→ What to do: Repeat the whole of the data, keeping every detail the same.

→ Data for this exercise:
════════
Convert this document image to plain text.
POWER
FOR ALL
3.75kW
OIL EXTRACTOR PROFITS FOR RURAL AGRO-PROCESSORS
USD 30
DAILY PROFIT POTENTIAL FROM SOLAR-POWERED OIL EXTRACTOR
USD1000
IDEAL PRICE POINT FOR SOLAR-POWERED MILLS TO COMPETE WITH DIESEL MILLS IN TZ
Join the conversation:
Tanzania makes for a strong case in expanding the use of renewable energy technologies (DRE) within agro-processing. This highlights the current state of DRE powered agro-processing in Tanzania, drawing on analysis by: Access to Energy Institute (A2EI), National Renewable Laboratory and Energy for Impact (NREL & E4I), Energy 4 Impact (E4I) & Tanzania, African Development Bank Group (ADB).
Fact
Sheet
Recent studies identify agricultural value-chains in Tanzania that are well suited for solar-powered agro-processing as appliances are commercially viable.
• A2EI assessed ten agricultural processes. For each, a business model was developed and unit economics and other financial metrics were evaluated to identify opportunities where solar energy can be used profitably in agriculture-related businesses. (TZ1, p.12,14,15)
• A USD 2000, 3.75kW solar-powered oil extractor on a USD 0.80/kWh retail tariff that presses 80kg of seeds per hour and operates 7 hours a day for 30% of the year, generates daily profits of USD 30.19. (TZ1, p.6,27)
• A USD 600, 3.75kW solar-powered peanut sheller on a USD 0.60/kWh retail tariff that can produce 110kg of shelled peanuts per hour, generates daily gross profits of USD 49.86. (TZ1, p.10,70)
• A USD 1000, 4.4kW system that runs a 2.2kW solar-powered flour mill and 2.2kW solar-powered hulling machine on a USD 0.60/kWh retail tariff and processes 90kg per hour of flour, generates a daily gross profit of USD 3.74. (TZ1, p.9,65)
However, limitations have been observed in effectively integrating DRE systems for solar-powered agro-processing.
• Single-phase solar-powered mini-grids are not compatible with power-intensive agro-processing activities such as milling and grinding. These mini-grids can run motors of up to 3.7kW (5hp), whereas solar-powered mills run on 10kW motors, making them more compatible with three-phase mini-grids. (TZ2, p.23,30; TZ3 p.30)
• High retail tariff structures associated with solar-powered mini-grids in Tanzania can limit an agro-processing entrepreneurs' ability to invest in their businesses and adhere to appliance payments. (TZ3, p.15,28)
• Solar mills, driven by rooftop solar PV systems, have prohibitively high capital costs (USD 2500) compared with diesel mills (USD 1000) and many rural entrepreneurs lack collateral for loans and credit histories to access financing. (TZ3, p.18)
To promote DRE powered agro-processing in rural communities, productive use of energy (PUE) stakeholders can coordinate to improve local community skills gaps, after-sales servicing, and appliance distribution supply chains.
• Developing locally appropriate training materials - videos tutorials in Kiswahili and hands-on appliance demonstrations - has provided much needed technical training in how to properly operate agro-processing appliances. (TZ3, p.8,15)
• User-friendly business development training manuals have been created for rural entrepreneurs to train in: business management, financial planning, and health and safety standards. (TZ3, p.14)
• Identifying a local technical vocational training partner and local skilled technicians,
════════
→ Result for this exercise:
Convert this document image to plain text.
POWER
FOR ALL
3.75kW
OIL EXTRACTOR PROFITS FOR RURAL AGRO-PROCESSORS
USD 30
DAILY PROFIT POTENTIAL FROM SOLAR-POWERED OIL EXTRACTOR
USD1000
IDEAL PRICE POINT FOR SOLAR-POWERED MILLS TO COMPETE WITH DIESEL MILLS IN TZ
Join the conversation:
Tanzania makes for a strong case in expanding the use of renewable energy technologies (DRE) within agro-processing. This highlights the current state of DRE powered agro-processing in Tanzania, drawing on analysis by: Access to Energy Institute (A2EI), National Renewable Laboratory and Energy for Impact (NREL & E4I), Energy 4 Impact (E4I) & Tanzania, African Development Bank Group (ADB).
Fact
Sheet
Recent studies identify agricultural value-chains in Tanzania that are well suited for solar-powered agro-processing as appliances are commercially viable.
• A2EI assessed ten agricultural processes. For each, a business model was developed and unit economics and other financial metrics were evaluated to identify opportunities where solar energy can be used profitably in agriculture-related businesses. (TZ1, p.12,14,15)
• A USD 2000, 3.75kW solar-powered oil extractor on a USD 0.80/kWh retail tariff that presses 80kg of seeds per hour and operates 7 hours a day for 30% of the year, generates daily profits of USD 30.19. (TZ1, p.6,27)
• A USD 600, 3.75kW solar-powered peanut sheller on a USD 0.60/kWh retail tariff that can produce 110kg of shelled peanuts per hour, generates daily gross profits of USD 49.86. (TZ1, p.10,70)
• A USD 1000, 4.4kW system that runs a 2.2kW solar-powered flour mill and 2.2kW solar-powered hulling machine on a USD 0.60/kWh retail tariff and processes 90kg per hour of flour, generates a daily gross profit of USD 3.74. (TZ1, p.9,65)
However, limitations have been observed in effectively integrating DRE systems for solar-powered agro-processing.
• Single-phase solar-powered mini-grids are not compatible with power-intensive agro-processing activities such as milling and grinding. These mini-grids can run motors of up to 3.7kW (5hp), whereas solar-powered mills run on 10kW motors, making them more compatible with three-phase mini-grids. (TZ2, p.23,30; TZ3 p.30)
• High retail tariff structures associated with solar-powered mini-grids in Tanzania can limit an agro-processing entrepreneurs' ability to invest in their businesses and adhere to appliance payments. (TZ3, p.15,28)
• Solar mills, driven by rooftop solar PV systems, have prohibitively high capital costs (USD 2500) compared with diesel mills (USD 1000) and many rural entrepreneurs lack collateral for loans and credit histories to access financing. (TZ3, p.18)
To promote DRE powered agro-processing in rural communities, productive use of energy (PUE) stakeholders can coordinate to improve local community skills gaps, after-sales servicing, and appliance distribution supply chains.
• Developing locally appropriate training materials - videos tutorials in Kiswahili and hands-on appliance demonstrations - has provided much needed technical training in how to properly operate agro-processing appliances. (TZ3, p.8,15)
• User-friendly business development training manuals have been created for rural entrepreneurs to train in: business management, financial planning, and health and safety standards. (TZ3, p.14)
• Identifying a local technical vocational training partner and local skilled technicians,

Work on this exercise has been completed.